■ **WORK ORDER 1**
In the text on indentation plastometry, what minimum penetration ratio (penetration depth over indenter radius) is typically required?
■ **WORK ORDER 2**
Write the next part of the text on indentation plastometry, continuing from its final sentence.

■ **SOURCE TEXT**
= Indentation plastometry =

Approach to mechanical testing of metals

Indentation plastometry is the idea of using an indentation-based procedure to obtain (bulk) mechanical properties (of metals) in the form of stress-strain relationships in the plastic regime (as opposed to hardness testing, which gives numbers that are only semi-quantitative indicators of the resistance to plastic deformation). Since indentation is a much easier and more convenient procedure than conventional tensile testing, with far greater potential for mapping of spatial variations, this is an attractive concept (provided that the outcome is at least approximately as reliable as those of standard uniaxial tests).

== Basic requirements ==
Capturing of macroscopic (size-independent) properties brings in a requirement to deform a volume of material that is large enough to be representative of the bulk. This depends on the microstructure, but usually means that it must contain “many” grains and is typically of the order of hundreds of microns in linear dimensions. The indentation size effect, in which the measured hardness tends to increase as the deformed volume becomes small, is at least partly due to a failure to interrogate a representative volume. The indenter, which is normally spherical, therefore needs to have a radius in the approximate range of several hundred microns up to a mm or two.

A further requirement concerns the plastic strains generated in the sample. The indentation response must be sensitive to the plasticity characteristics of the material over the strain range of interest, which normally extends up to at least several % and commonly up to several tens of %. The strains created in the sample must therefore also range up to values of this order. This typically requires that the “penetration ratio” (penetration depth over indenter radius) should be at least about 10%. Finally, depending on the hardness of the metal, this in turn requires that the facility should have a relatively high load capability – usually of the order of several kN.

■ **DATA UNDER STUDY**
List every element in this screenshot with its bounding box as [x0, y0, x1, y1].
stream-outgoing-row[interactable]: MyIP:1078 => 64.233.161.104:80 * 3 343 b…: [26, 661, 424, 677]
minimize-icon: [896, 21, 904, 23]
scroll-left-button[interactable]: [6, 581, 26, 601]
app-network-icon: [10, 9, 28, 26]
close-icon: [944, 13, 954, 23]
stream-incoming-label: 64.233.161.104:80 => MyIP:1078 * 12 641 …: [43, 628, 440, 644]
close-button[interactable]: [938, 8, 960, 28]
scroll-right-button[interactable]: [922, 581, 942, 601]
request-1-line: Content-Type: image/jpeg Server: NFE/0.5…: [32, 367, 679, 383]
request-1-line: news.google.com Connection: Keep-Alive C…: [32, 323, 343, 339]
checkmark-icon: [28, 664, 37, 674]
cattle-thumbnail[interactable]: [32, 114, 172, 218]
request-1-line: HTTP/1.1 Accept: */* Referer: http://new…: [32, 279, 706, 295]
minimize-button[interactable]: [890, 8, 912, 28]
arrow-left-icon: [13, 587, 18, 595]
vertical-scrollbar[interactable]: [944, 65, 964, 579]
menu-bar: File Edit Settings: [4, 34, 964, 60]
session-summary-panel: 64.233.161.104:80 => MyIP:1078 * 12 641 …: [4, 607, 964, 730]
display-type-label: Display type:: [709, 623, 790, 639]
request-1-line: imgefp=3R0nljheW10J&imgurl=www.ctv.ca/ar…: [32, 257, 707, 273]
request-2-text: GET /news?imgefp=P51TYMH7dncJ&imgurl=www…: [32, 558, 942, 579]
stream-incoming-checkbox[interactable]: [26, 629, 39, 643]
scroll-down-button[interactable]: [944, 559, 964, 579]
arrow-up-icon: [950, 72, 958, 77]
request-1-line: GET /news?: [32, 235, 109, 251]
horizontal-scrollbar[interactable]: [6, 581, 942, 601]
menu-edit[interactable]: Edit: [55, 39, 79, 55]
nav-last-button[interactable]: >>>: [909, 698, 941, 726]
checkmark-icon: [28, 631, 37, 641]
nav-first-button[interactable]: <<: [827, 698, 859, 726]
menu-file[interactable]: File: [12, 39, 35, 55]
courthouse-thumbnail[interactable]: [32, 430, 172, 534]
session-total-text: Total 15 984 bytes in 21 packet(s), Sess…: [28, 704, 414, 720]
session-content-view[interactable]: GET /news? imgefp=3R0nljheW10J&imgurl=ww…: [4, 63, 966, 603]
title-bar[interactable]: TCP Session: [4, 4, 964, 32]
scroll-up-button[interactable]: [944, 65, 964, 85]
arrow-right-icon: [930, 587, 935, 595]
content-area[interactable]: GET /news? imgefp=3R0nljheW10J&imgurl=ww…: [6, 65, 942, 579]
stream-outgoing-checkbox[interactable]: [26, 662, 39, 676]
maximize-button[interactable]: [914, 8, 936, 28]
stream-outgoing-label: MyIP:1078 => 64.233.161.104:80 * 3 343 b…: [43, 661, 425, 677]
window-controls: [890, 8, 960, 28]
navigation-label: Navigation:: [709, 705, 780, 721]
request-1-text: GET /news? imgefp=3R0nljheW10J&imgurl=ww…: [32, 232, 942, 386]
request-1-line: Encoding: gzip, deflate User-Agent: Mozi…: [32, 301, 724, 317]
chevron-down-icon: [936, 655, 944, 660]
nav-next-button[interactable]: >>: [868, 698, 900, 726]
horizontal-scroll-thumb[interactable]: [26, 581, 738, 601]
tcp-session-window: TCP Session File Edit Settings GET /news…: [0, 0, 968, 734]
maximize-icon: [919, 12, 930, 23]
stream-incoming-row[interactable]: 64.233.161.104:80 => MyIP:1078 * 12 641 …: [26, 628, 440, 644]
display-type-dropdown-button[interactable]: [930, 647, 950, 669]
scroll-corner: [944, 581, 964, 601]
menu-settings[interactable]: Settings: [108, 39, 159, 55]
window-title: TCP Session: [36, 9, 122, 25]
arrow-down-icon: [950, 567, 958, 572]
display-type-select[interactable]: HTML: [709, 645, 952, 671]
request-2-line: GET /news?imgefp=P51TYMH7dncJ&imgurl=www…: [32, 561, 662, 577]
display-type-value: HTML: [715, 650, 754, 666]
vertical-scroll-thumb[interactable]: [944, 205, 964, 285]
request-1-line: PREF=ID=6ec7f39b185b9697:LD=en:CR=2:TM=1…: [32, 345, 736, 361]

■ **YOUR RESPONSE 1**
At least about 10%.

■ **YOUR RESPONSE 2**
== Experimental outcomes ==
The simplest indentation procedures, which have been in use for many decades, involve the application of a pre-determined load (often from a dead weight), followed by measurement of the lateral size of the residual indent (or possibly its depth). However, many indentation procedures are now based on “instrumented” set-ups, in which the load is progressively ramped up and both load and penetration (displacement) are continuously monitored during indentation. A key experimental outcome is thus the load-displacement curve. Various types of equipment can be used to generate such curves. These include those designed to carry out so-called “nanoindentation” - for which both the load (down to the mN range) and the displacement (commonly sub-micron) are very small. However, as noted above, if the deformed volume is small, then it’s not possible to obtain “bulk” properties. Moreover, even with relatively large loads and displacements, some kind of “compliance correction” may be required, to separate the response of the sample from displacements associated with the loading system.

The other main form of experimental outcome is the shape of the residual indent. As mentioned above, early types of hardness tester focused on this, in the form of (relatively crude) measurement of the “width” of the indent – commonly via simple optical microscopy. However, much richer information can be extracted by using a profilometer (optical or stylus) to obtain the full shape of the residual indent. With a spherical indenter (and a sample that is isotropic in the plane of the indented surface), the indent will exhibit radial symmetry and its shape can be captured in the form of a single profile (of depth against radial position). The details of this shape (for a given applied load) exhibit a high sensitivity to the stress-strain relationship of the sample. Also, it is easier to obtain than a load-displacement curve, partly because no measurements need to be made during loading. Finally, such profilometry has potential for the detection and characterization of sample anisotropy (whereas load-displacement curves carry no such information).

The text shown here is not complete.